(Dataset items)
--------------------

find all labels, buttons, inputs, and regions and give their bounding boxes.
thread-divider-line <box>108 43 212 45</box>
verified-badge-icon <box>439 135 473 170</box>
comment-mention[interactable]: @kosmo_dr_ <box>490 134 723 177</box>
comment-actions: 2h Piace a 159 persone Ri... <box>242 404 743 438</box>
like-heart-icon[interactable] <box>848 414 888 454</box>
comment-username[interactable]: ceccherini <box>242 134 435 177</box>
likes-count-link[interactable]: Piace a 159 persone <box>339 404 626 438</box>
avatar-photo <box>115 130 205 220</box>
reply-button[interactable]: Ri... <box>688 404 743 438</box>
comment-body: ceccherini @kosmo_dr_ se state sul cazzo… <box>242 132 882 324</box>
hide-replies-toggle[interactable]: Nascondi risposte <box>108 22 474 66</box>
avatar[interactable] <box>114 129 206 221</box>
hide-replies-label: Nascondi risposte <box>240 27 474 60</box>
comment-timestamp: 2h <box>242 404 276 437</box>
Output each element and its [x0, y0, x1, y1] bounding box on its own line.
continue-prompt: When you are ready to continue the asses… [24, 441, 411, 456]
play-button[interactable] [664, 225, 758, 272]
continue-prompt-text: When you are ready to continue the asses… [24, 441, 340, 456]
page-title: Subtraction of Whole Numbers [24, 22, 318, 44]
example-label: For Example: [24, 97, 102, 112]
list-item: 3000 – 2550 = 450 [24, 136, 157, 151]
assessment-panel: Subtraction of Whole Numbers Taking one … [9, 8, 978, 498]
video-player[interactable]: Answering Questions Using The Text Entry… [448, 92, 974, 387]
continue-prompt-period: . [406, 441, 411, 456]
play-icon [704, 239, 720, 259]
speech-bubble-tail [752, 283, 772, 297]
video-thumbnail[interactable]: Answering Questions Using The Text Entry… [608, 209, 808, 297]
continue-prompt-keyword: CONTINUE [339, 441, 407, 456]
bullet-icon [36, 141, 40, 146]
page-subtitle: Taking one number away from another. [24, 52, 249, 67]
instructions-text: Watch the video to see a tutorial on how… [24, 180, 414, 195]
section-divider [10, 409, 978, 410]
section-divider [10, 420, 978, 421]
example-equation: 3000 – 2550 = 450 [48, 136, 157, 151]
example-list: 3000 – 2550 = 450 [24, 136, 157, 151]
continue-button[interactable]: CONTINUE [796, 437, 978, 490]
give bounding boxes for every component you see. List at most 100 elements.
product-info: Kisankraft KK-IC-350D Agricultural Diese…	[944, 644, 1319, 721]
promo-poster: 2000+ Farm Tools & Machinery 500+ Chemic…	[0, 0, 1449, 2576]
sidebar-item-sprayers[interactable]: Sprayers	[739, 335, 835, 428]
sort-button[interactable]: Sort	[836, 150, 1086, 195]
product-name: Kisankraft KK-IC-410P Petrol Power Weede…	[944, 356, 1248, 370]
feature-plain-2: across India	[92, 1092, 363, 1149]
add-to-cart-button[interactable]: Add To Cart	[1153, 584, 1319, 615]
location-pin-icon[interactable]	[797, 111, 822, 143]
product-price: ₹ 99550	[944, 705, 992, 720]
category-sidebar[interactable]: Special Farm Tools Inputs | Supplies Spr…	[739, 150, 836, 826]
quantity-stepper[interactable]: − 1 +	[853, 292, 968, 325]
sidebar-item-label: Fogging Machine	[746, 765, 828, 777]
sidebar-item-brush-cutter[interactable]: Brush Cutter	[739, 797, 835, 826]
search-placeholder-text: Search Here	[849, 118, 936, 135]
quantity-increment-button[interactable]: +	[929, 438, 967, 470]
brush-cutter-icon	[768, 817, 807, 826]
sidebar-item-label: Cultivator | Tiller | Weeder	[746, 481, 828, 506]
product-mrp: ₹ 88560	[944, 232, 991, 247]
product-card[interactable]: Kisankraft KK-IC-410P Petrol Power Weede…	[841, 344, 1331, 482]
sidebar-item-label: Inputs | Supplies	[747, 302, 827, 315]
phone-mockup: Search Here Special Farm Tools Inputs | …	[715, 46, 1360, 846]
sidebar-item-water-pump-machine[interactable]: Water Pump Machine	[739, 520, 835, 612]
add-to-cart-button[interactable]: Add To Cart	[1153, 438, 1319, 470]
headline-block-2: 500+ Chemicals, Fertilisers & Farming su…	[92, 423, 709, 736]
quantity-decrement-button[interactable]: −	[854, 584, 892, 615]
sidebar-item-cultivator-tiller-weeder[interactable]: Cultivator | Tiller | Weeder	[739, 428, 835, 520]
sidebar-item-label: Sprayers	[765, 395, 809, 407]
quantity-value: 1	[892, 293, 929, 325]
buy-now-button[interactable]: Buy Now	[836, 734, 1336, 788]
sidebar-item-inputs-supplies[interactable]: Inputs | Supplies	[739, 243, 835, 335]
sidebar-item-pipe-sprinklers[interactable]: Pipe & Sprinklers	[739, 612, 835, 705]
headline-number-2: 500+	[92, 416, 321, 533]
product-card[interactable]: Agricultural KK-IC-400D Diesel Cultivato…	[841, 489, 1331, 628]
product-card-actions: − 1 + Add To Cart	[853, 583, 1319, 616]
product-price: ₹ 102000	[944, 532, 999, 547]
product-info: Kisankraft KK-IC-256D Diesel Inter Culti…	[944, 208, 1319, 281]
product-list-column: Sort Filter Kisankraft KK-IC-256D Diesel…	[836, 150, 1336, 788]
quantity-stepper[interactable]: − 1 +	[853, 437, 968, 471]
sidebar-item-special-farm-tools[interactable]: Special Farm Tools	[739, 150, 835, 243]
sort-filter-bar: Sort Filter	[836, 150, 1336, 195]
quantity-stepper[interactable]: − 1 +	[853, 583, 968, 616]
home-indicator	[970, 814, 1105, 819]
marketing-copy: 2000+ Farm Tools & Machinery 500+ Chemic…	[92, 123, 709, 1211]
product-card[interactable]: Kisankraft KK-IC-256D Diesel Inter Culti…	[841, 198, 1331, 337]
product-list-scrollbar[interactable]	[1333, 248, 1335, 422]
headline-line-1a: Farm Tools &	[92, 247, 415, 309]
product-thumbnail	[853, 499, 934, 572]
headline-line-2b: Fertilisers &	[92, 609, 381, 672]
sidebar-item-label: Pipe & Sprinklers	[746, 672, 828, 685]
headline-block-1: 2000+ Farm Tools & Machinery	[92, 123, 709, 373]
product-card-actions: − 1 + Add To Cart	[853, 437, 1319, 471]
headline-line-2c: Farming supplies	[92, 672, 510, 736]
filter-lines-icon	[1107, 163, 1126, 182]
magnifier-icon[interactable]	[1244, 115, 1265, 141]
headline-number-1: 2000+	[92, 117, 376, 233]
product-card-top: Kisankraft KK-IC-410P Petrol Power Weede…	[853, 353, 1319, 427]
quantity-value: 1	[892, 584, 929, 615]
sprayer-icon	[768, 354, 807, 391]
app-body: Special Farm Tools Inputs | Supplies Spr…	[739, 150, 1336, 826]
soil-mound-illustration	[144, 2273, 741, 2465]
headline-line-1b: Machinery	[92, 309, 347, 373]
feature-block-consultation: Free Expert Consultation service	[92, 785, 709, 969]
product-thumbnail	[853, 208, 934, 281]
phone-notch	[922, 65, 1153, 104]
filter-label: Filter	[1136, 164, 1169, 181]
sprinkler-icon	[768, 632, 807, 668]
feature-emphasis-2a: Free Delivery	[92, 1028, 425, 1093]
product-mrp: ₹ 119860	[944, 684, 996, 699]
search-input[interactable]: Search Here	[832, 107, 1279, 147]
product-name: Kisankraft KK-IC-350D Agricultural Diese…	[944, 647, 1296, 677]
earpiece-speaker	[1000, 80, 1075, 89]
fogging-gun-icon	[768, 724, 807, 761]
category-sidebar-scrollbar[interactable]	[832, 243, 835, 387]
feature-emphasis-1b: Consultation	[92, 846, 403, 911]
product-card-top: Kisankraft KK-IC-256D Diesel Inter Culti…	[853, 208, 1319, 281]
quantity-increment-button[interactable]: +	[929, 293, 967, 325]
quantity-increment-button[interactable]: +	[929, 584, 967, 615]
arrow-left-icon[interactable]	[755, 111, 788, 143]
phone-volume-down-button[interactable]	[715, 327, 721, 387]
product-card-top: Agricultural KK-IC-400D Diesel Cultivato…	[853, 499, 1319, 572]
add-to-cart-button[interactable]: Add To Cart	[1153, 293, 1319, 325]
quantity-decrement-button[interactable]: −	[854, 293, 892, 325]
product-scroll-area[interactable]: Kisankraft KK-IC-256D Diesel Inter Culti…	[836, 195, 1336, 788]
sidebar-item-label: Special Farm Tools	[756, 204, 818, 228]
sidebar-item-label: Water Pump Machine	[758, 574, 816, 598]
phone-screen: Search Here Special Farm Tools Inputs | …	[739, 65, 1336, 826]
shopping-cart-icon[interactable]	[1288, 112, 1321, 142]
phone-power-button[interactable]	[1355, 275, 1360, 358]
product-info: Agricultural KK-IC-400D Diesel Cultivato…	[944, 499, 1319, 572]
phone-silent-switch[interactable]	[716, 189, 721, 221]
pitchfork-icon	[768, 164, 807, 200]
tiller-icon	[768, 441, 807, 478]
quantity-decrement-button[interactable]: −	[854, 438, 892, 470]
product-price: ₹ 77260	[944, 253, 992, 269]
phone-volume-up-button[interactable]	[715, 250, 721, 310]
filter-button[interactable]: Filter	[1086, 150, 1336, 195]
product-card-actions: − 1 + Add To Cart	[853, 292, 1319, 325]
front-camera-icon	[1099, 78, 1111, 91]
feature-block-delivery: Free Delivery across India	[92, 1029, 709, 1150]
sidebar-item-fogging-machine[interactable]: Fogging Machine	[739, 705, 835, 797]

--------------------

> **To be done**
Reproduce the data from its first line through the line containing "like-heart-icon[interactable] <box>848 414", keeping both of those lines.

> **Answer to this exercise**
find all labels, buttons, inputs, and regions and give their bounding boxes.
thread-divider-line <box>108 43 212 45</box>
verified-badge-icon <box>439 135 473 170</box>
comment-mention[interactable]: @kosmo_dr_ <box>490 134 723 177</box>
comment-actions: 2h Piace a 159 persone Ri... <box>242 404 743 438</box>
like-heart-icon[interactable] <box>848 414 888 454</box>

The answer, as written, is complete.